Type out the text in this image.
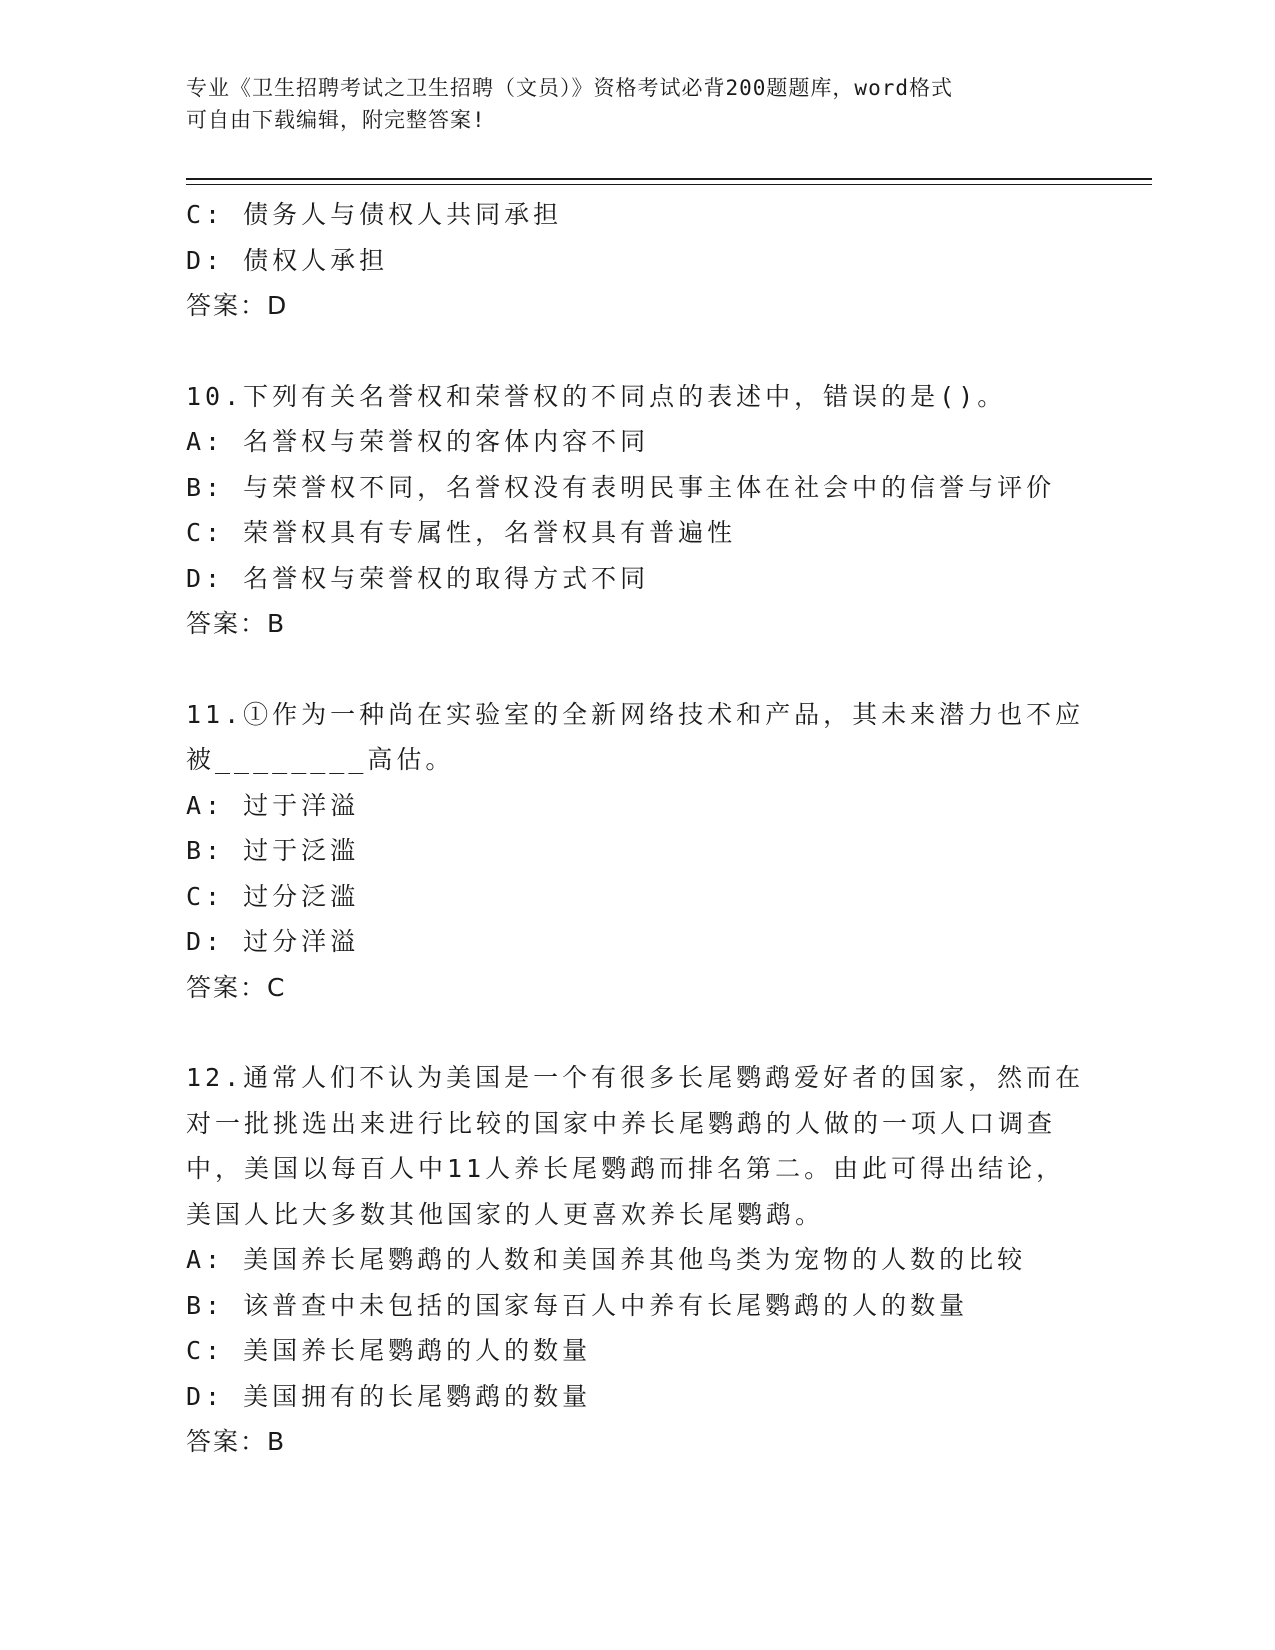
专业《卫生招聘考试之卫生招聘（文员）》资格考试必背200题题库，word格式
可自由下载编辑，附完整答案!
C: 债务人与债权人共同承担
D: 债权人承担
答案：D
10.下列有关名誉权和荣誉权的不同点的表述中，错误的是()。
A: 名誉权与荣誉权的客体内容不同
B: 与荣誉权不同，名誉权没有表明民事主体在社会中的信誉与评价
C: 荣誉权具有专属性，名誉权具有普遍性
D: 名誉权与荣誉权的取得方式不同
答案：B
11.①作为一种尚在实验室的全新网络技术和产品，其未来潜力也不应
被________高估。
A: 过于洋溢
B: 过于泛滥
C: 过分泛滥
D: 过分洋溢
答案：C
12.通常人们不认为美国是一个有很多长尾鹦鹉爱好者的国家，然而在
对一批挑选出来进行比较的国家中养长尾鹦鹉的人做的一项人口调查
中，美国以每百人中11人养长尾鹦鹉而排名第二。由此可得出结论，
美国人比大多数其他国家的人更喜欢养长尾鹦鹉。
A: 美国养长尾鹦鹉的人数和美国养其他鸟类为宠物的人数的比较
B: 该普查中未包括的国家每百人中养有长尾鹦鹉的人的数量
C: 美国养长尾鹦鹉的人的数量
D: 美国拥有的长尾鹦鹉的数量
答案：B
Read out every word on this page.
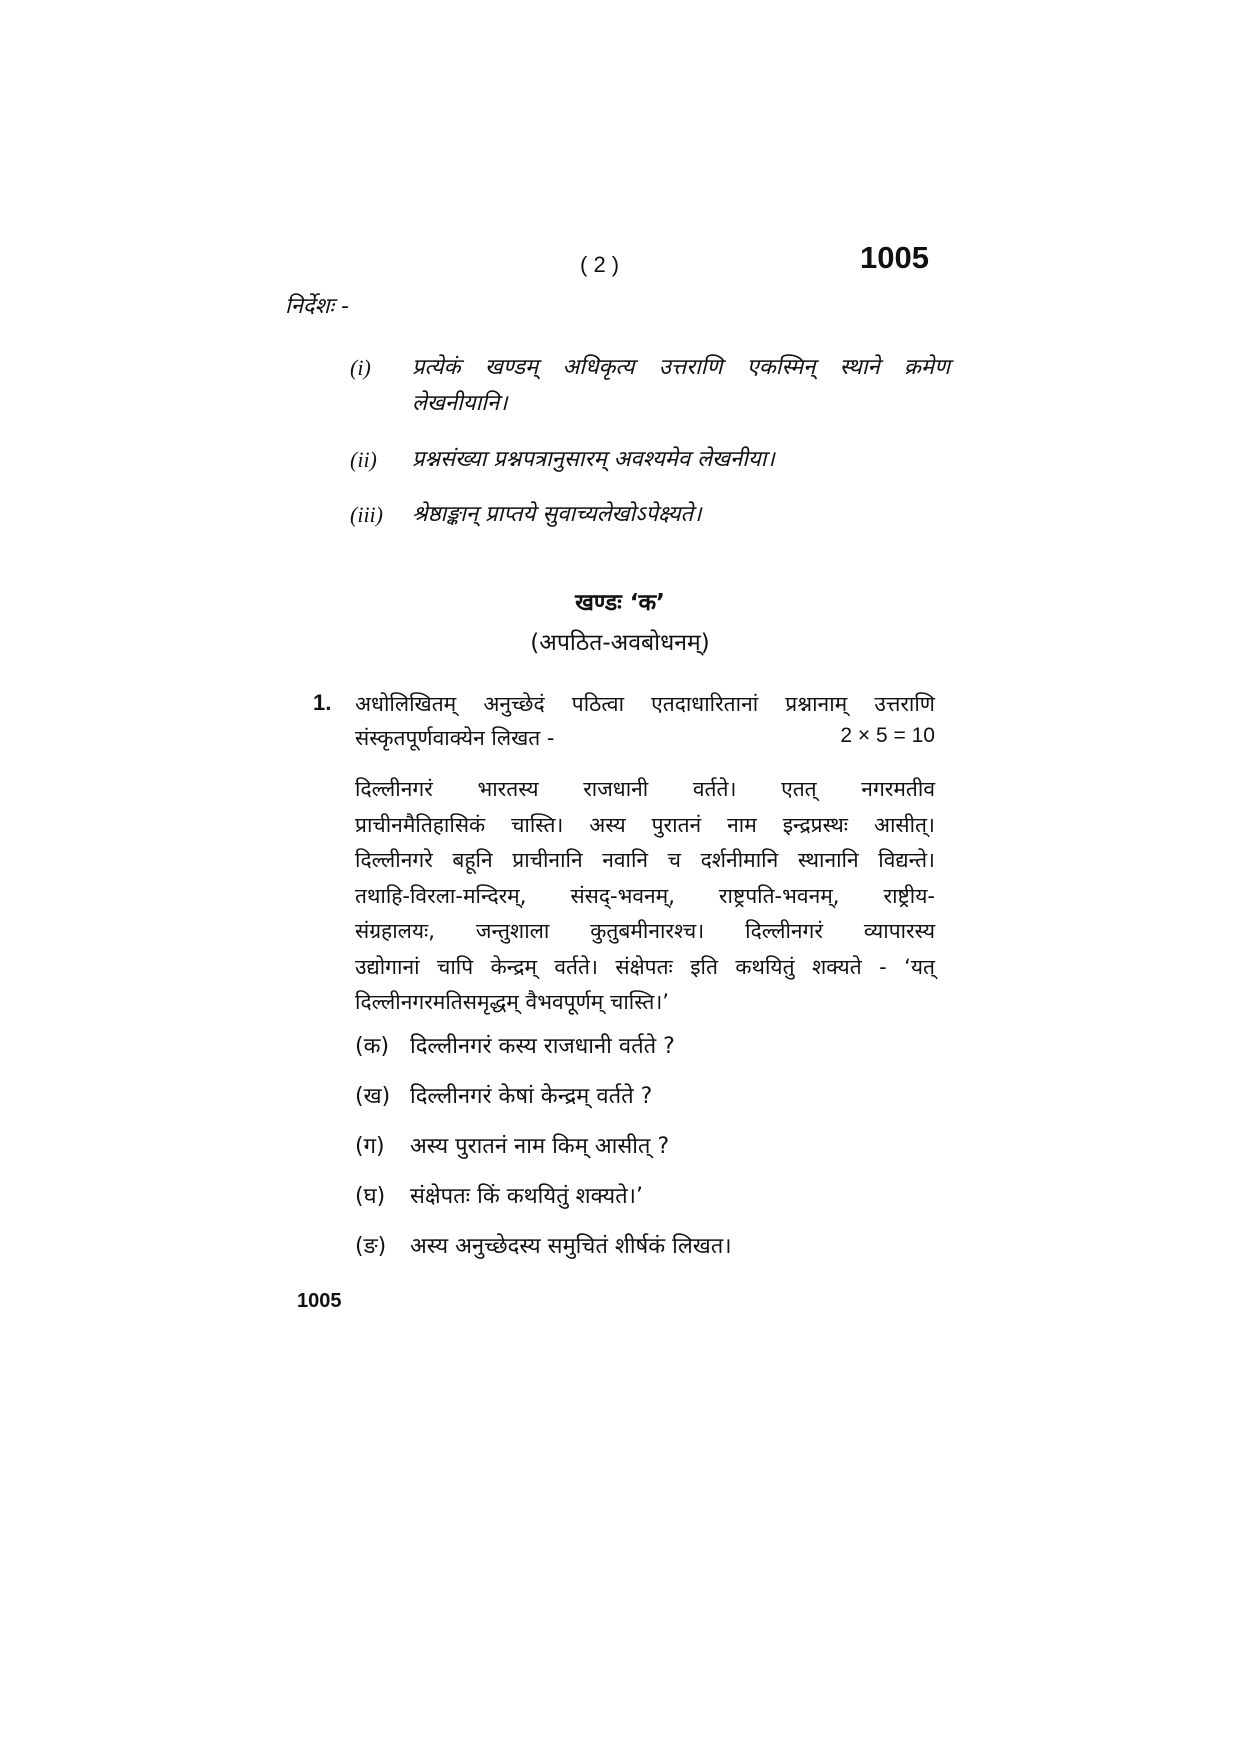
( 2 )	1005
निर्देशः -
(i) प्रत्येकं खण्डम् अधिकृत्य उत्तराणि एकस्मिन् स्थाने क्रमेण
लेखनीयानि।
(ii) प्रश्नसंख्या प्रश्नपत्रानुसारम् अवश्यमेव लेखनीया।
(iii) श्रेष्ठाङ्कान् प्राप्तये सुवाच्यलेखोऽपेक्ष्यते।
खण्डः ‘क’
(अपठित-अवबोधनम्)
1. अधोलिखितम् अनुच्छेदं पठित्वा एतदाधारितानां प्रश्नानाम् उत्तराणि
संस्कृतपूर्णवाक्येन लिखत -	2 × 5 = 10
दिल्लीनगरं भारतस्य राजधानी वर्तते। एतत् नगरमतीव
प्राचीनमैतिहासिकं चास्ति। अस्य पुरातनं नाम इन्द्रप्रस्थः आसीत्।
दिल्लीनगरे बहूनि प्राचीनानि नवानि च दर्शनीमानि स्थानानि विद्यन्ते।
तथाहि-विरला-मन्दिरम्, संसद्-भवनम्, राष्ट्रपति-भवनम्, राष्ट्रीय-
संग्रहालयः, जन्तुशाला कुतुबमीनारश्च। दिल्लीनगरं व्यापारस्य
उद्योगानां चापि केन्द्रम् वर्तते। संक्षेपतः इति कथयितुं शक्यते - ‘यत्
दिल्लीनगरमतिसमृद्धम् वैभवपूर्णम् चास्ति।’
(क) दिल्लीनगरं कस्य राजधानी वर्तते ?
(ख) दिल्लीनगरं केषां केन्द्रम् वर्तते ?
(ग) अस्य पुरातनं नाम किम् आसीत् ?
(घ) संक्षेपतः किं कथयितुं शक्यते।’
(ङ) अस्य अनुच्छेदस्य समुचितं शीर्षकं लिखत।
1005
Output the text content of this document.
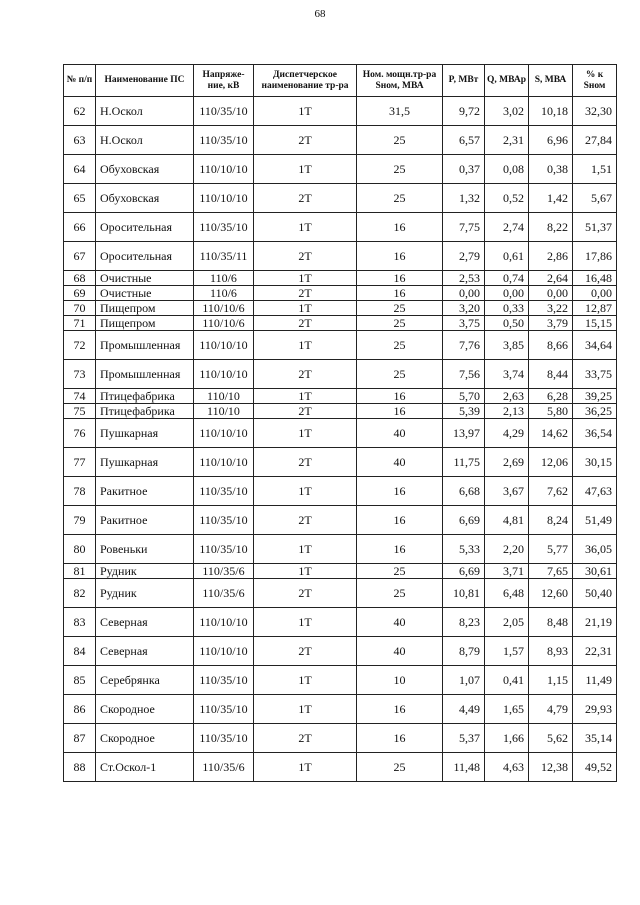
68
№ п/п	Наименование ПС	Напряже-ние, кВ	Диспетчерское наименование тр-ра	Ном. мощн.тр-ра Sном, МВА	P, МВт	Q, МВАр	S, МВА	% к Sном
62	Н.Оскол	110/35/10	1Т	31,5	9,72	3,02	10,18	32,30
63	Н.Оскол	110/35/10	2Т	25	6,57	2,31	6,96	27,84
64	Обуховская	110/10/10	1Т	25	0,37	0,08	0,38	1,51
65	Обуховская	110/10/10	2Т	25	1,32	0,52	1,42	5,67
66	Оросительная	110/35/10	1Т	16	7,75	2,74	8,22	51,37
67	Оросительная	110/35/11	2Т	16	2,79	0,61	2,86	17,86
68	Очистные	110/6	1Т	16	2,53	0,74	2,64	16,48
69	Очистные	110/6	2Т	16	0,00	0,00	0,00	0,00
70	Пищепром	110/10/6	1Т	25	3,20	0,33	3,22	12,87
71	Пищепром	110/10/6	2Т	25	3,75	0,50	3,79	15,15
72	Промышленная	110/10/10	1Т	25	7,76	3,85	8,66	34,64
73	Промышленная	110/10/10	2Т	25	7,56	3,74	8,44	33,75
74	Птицефабрика	110/10	1Т	16	5,70	2,63	6,28	39,25
75	Птицефабрика	110/10	2Т	16	5,39	2,13	5,80	36,25
76	Пушкарная	110/10/10	1Т	40	13,97	4,29	14,62	36,54
77	Пушкарная	110/10/10	2Т	40	11,75	2,69	12,06	30,15
78	Ракитное	110/35/10	1Т	16	6,68	3,67	7,62	47,63
79	Ракитное	110/35/10	2Т	16	6,69	4,81	8,24	51,49
80	Ровеньки	110/35/10	1Т	16	5,33	2,20	5,77	36,05
81	Рудник	110/35/6	1Т	25	6,69	3,71	7,65	30,61
82	Рудник	110/35/6	2Т	25	10,81	6,48	12,60	50,40
83	Северная	110/10/10	1Т	40	8,23	2,05	8,48	21,19
84	Северная	110/10/10	2Т	40	8,79	1,57	8,93	22,31
85	Серебрянка	110/35/10	1Т	10	1,07	0,41	1,15	11,49
86	Скородное	110/35/10	1Т	16	4,49	1,65	4,79	29,93
87	Скородное	110/35/10	2Т	16	5,37	1,66	5,62	35,14
88	Ст.Оскол-1	110/35/6	1Т	25	11,48	4,63	12,38	49,52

..............................

THE REQUEST –
Copy every line in the records above that contains the word "Скородное".

SOLUTION –
86	Скородное	110/35/10	1Т	16	4,49	1,65	4,79	29,93
87	Скородное	110/35/10	2Т	16	5,37	1,66	5,62	35,14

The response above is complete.